> What is being asked
Find each line with the string "Energy" and report it.

[start of Exercise data]

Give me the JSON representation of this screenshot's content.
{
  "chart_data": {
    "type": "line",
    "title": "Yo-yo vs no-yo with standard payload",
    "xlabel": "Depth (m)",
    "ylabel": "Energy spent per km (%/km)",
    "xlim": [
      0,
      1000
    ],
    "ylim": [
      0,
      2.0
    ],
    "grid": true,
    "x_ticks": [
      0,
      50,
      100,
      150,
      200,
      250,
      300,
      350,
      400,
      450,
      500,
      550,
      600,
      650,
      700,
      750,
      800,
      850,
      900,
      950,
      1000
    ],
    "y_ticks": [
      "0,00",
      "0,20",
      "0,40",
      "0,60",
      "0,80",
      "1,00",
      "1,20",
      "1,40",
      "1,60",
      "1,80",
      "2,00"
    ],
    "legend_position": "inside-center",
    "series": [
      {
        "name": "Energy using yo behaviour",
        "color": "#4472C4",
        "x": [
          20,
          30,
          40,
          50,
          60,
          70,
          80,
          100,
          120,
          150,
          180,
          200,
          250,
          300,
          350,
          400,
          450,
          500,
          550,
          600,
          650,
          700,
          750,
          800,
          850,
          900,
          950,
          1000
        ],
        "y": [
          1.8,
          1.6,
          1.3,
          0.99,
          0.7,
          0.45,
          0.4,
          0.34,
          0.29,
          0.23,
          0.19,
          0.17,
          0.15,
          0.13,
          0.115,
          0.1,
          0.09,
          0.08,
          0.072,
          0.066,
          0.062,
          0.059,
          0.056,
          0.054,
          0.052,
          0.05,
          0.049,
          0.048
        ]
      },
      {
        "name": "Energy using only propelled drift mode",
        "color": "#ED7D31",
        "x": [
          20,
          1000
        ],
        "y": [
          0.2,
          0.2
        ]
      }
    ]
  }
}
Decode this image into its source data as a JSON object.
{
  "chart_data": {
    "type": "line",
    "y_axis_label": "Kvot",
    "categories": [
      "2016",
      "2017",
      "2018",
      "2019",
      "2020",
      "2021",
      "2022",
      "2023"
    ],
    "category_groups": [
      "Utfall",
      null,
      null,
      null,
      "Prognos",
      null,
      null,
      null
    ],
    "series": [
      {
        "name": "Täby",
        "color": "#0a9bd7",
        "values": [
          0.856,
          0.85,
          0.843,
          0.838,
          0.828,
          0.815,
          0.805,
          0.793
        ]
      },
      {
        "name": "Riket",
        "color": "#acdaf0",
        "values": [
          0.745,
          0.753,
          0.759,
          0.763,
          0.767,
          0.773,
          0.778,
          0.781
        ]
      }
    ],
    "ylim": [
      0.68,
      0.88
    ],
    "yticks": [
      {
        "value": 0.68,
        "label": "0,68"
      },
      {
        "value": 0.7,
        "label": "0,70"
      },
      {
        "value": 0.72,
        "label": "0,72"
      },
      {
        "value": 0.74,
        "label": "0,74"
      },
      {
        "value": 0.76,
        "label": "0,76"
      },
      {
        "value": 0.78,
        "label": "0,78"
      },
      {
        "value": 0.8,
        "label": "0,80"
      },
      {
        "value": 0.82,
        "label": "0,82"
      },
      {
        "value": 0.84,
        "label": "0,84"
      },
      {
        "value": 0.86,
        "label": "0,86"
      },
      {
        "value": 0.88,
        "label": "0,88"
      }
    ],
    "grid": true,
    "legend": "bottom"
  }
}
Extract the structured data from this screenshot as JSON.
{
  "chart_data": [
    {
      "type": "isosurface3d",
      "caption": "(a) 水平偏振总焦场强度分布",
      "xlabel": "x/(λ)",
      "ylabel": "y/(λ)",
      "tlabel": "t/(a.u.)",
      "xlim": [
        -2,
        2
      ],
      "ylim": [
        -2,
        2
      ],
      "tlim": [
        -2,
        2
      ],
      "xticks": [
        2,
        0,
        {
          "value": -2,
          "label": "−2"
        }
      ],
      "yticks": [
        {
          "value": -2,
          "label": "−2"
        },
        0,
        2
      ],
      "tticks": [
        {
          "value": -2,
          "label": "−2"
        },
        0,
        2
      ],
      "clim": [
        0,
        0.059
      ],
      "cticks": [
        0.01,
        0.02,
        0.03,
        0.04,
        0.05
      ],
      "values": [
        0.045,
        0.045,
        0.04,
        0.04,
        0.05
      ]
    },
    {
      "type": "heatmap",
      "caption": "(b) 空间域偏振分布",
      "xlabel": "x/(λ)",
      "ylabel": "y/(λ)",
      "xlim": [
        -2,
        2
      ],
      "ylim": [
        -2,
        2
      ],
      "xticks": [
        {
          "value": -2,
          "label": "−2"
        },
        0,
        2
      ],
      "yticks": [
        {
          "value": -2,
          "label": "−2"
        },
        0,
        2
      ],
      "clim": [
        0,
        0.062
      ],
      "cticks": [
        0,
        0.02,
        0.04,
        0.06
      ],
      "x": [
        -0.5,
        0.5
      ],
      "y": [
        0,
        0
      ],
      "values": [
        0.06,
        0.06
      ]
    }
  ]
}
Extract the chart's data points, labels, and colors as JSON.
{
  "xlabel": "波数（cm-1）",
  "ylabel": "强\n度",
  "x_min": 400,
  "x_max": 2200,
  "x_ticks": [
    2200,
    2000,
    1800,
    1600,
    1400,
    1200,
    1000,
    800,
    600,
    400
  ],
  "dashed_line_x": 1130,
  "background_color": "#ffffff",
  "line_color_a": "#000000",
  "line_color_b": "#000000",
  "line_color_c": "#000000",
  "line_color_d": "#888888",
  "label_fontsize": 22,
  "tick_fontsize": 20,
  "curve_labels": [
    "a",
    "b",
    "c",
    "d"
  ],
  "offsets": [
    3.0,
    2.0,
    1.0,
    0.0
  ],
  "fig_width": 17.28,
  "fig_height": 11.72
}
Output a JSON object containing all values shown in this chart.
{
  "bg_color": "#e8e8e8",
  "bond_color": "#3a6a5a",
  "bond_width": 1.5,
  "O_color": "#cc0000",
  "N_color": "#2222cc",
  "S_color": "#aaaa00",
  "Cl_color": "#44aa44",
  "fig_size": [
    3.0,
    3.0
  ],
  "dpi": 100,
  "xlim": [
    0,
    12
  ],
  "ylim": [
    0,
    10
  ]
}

[end of Exercise data]

> Exercise output
    "ylabel": "Energy spent per km (%/km)",
        "name": "Energy using yo behaviour",
        "name": "Energy using only propelled drift mode",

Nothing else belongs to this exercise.